* Your task *
Of the lines in these entries, how many contain the string "application"? Give the number and nothing else.

(Collected data entries)

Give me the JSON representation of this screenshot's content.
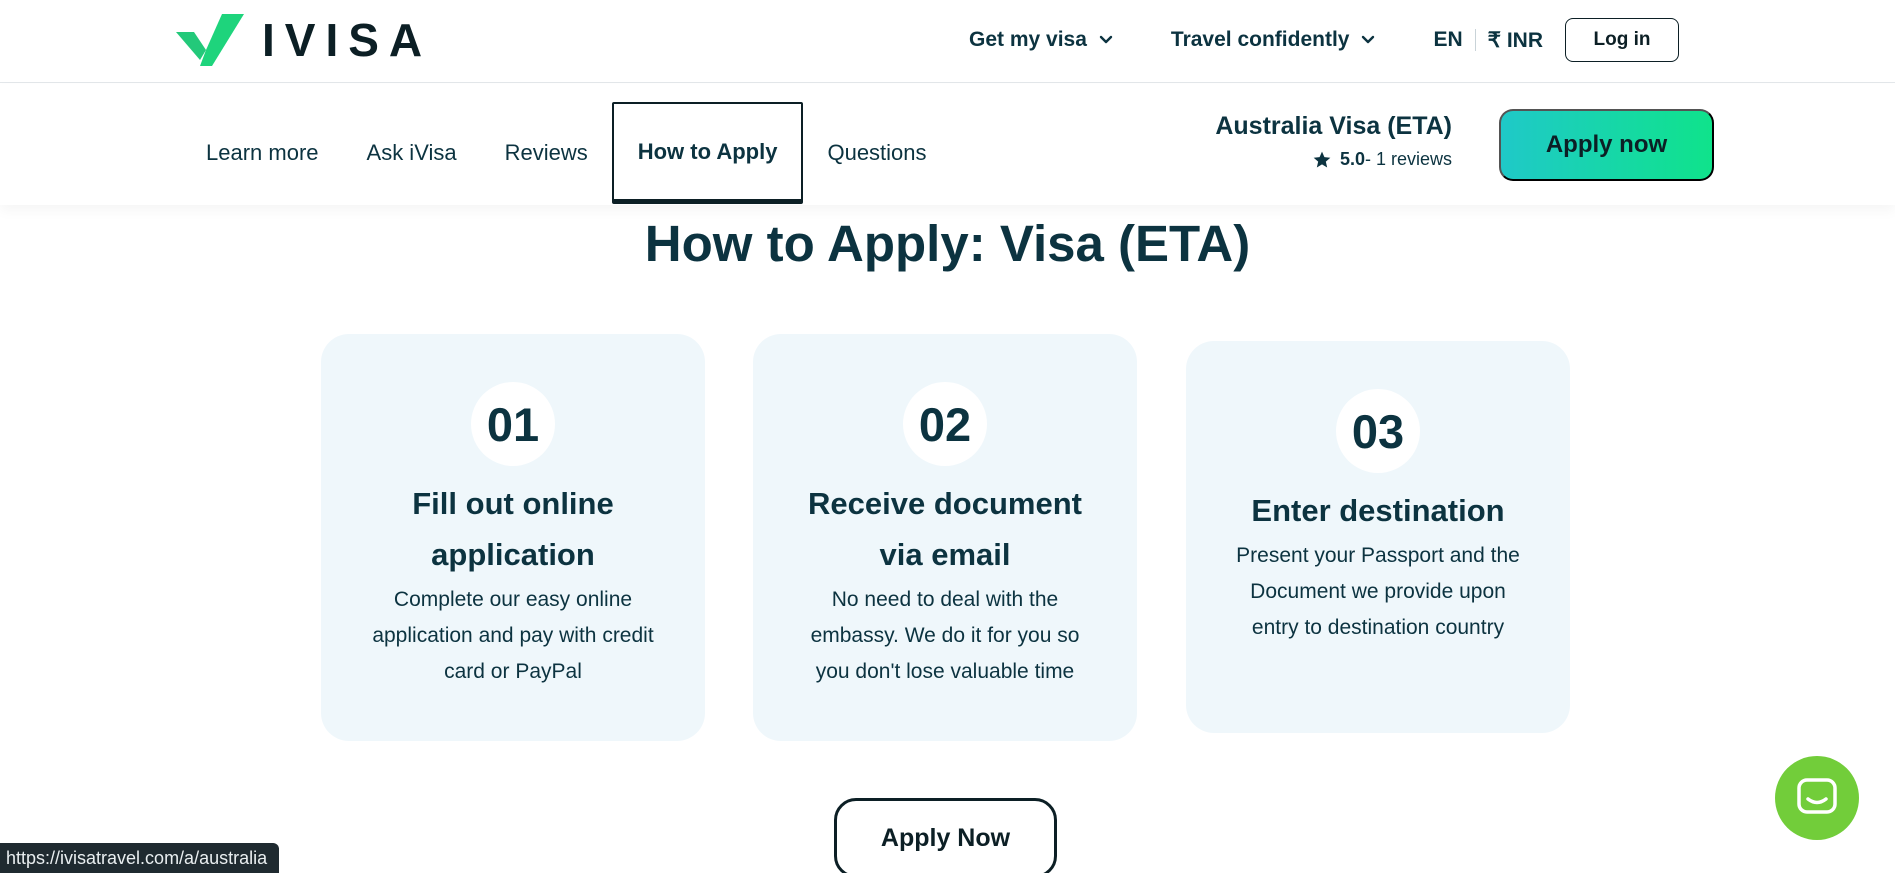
{
  "header": {
    "logo_text": "IVISA",
    "nav": {
      "get_my_visa": "Get my visa",
      "travel_confidently": "Travel confidently",
      "language": "EN",
      "currency": "₹ INR"
    },
    "login_label": "Log in"
  },
  "subnav": {
    "tabs": [
      {
        "label": "Learn more"
      },
      {
        "label": "Ask iVisa"
      },
      {
        "label": "Reviews"
      },
      {
        "label": "How to Apply"
      },
      {
        "label": "Questions"
      }
    ],
    "active_tab": "How to Apply",
    "product": {
      "name": "Australia Visa (ETA)",
      "rating_value": "5.0",
      "rating_suffix": "- 1 reviews"
    },
    "apply_label": "Apply now"
  },
  "main": {
    "title": "How to Apply: Visa (ETA)",
    "steps": [
      {
        "num": "01",
        "title": "Fill out online application",
        "desc": "Complete our easy online application and pay with credit card or PayPal"
      },
      {
        "num": "02",
        "title": "Receive document via email",
        "desc": "No need to deal with the embassy. We do it for you so you don't lose valuable time"
      },
      {
        "num": "03",
        "title": "Enter destination",
        "desc": "Present your Passport and the Document we provide upon entry to destination country"
      }
    ],
    "apply_label": "Apply Now"
  },
  "status_url": "https://ivisatravel.com/a/australia",
  "colors": {
    "brand_green": "#1ed47c",
    "text_dark": "#0c3340",
    "card_bg": "#eff7fb",
    "chat_green": "#72cd3a"
  },
  "icons": {
    "logo": "ivisa-check-logo",
    "dropdown": "chevron-down-icon",
    "rating": "star-icon",
    "chat": "chat-bubble-icon"
  }
}
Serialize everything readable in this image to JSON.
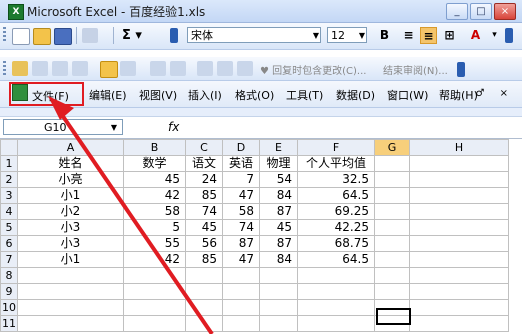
{
  "window": {
    "title": "Microsoft Excel - 百度经验1.xls",
    "app_icon": "X"
  },
  "toolbar": {
    "font_name": "宋体",
    "font_size": "12",
    "bold": "B",
    "tb2_text1": "♥ 回复时包含更改(C)...",
    "tb2_text2": "结束审阅(N)..."
  },
  "menu": {
    "items": [
      "文件(F)",
      "编辑(E)",
      "视图(V)",
      "插入(I)",
      "格式(O)",
      "工具(T)",
      "数据(D)",
      "窗口(W)",
      "帮助(H)"
    ]
  },
  "formula": {
    "name_box": "G10",
    "fx": "fx"
  },
  "sheet": {
    "columns": [
      "A",
      "B",
      "C",
      "D",
      "E",
      "F",
      "G",
      "H"
    ],
    "rows": [
      [
        "姓名",
        "数学",
        "语文",
        "英语",
        "物理",
        "个人平均值",
        "",
        ""
      ],
      [
        "小亮",
        "45",
        "24",
        "7",
        "54",
        "32.5",
        "",
        ""
      ],
      [
        "小1",
        "42",
        "85",
        "47",
        "84",
        "64.5",
        "",
        ""
      ],
      [
        "小2",
        "58",
        "74",
        "58",
        "87",
        "69.25",
        "",
        ""
      ],
      [
        "小3",
        "5",
        "45",
        "74",
        "45",
        "42.25",
        "",
        ""
      ],
      [
        "小3",
        "55",
        "56",
        "87",
        "87",
        "68.75",
        "",
        ""
      ],
      [
        "小1",
        "42",
        "85",
        "47",
        "84",
        "64.5",
        "",
        ""
      ],
      [
        "",
        "",
        "",
        "",
        "",
        "",
        "",
        ""
      ],
      [
        "",
        "",
        "",
        "",
        "",
        "",
        "",
        ""
      ],
      [
        "",
        "",
        "",
        "",
        "",
        "",
        "",
        ""
      ],
      [
        "",
        "",
        "",
        "",
        "",
        "",
        "",
        ""
      ]
    ],
    "row_numbers": [
      "1",
      "2",
      "3",
      "4",
      "5",
      "6",
      "7",
      "8",
      "9",
      "10",
      "11"
    ]
  },
  "colors": {
    "highlight": "#e01c22",
    "selected_col": "#f7cf7b"
  }
}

* Solution to this task *
2